* Provided data *

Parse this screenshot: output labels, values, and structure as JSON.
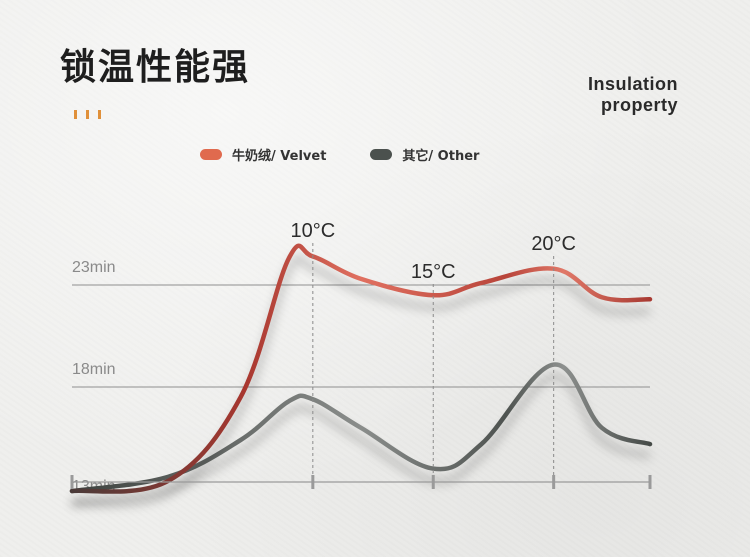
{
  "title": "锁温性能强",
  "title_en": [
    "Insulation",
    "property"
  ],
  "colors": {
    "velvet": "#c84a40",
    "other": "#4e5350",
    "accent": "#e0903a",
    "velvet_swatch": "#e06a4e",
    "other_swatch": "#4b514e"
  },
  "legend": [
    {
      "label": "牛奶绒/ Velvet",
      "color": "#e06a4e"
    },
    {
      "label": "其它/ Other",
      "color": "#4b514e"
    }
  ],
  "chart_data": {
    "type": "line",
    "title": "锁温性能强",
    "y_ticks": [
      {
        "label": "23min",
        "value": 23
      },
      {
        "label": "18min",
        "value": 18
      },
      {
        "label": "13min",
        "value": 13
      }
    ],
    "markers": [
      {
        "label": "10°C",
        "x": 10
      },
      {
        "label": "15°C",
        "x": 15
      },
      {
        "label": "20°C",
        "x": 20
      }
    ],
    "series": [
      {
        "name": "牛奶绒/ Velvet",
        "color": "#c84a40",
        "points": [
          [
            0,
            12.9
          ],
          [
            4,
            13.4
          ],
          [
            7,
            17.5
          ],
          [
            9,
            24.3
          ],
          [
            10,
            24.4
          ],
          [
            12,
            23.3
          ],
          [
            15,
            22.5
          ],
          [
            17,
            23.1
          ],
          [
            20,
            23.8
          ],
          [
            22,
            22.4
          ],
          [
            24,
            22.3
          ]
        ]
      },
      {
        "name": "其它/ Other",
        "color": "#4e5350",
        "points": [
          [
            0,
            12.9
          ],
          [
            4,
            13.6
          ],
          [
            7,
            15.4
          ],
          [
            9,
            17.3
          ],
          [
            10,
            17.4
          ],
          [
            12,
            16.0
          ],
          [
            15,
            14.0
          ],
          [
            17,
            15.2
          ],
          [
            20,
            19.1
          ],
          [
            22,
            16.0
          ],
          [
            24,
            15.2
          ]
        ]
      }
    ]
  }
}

* Objective *
Leave out all images, then reproduce the entries above exactly.

* Written answer *
Parse this screenshot: output labels, values, and structure as JSON.
{
  "title": "锁温性能强",
  "title_en": [
    "Insulation",
    "property"
  ],
  "colors": {
    "velvet": "#c84a40",
    "other": "#4e5350",
    "accent": "#e0903a",
    "velvet_swatch": "#e06a4e",
    "other_swatch": "#4b514e"
  },
  "legend": [
    {
      "label": "牛奶绒/ Velvet",
      "color": "#e06a4e"
    },
    {
      "label": "其它/ Other",
      "color": "#4b514e"
    }
  ],
  "chart_data": {
    "type": "line",
    "title": "锁温性能强",
    "y_ticks": [
      {
        "label": "23min",
        "value": 23
      },
      {
        "label": "18min",
        "value": 18
      },
      {
        "label": "13min",
        "value": 13
      }
    ],
    "markers": [
      {
        "label": "10°C",
        "x": 10
      },
      {
        "label": "15°C",
        "x": 15
      },
      {
        "label": "20°C",
        "x": 20
      }
    ],
    "series": [
      {
        "name": "牛奶绒/ Velvet",
        "color": "#c84a40",
        "points": [
          [
            0,
            12.9
          ],
          [
            4,
            13.4
          ],
          [
            7,
            17.5
          ],
          [
            9,
            24.3
          ],
          [
            10,
            24.4
          ],
          [
            12,
            23.3
          ],
          [
            15,
            22.5
          ],
          [
            17,
            23.1
          ],
          [
            20,
            23.8
          ],
          [
            22,
            22.4
          ],
          [
            24,
            22.3
          ]
        ]
      },
      {
        "name": "其它/ Other",
        "color": "#4e5350",
        "points": [
          [
            0,
            12.9
          ],
          [
            4,
            13.6
          ],
          [
            7,
            15.4
          ],
          [
            9,
            17.3
          ],
          [
            10,
            17.4
          ],
          [
            12,
            16.0
          ],
          [
            15,
            14.0
          ],
          [
            17,
            15.2
          ],
          [
            20,
            19.1
          ],
          [
            22,
            16.0
          ],
          [
            24,
            15.2
          ]
        ]
      }
    ]
  }
}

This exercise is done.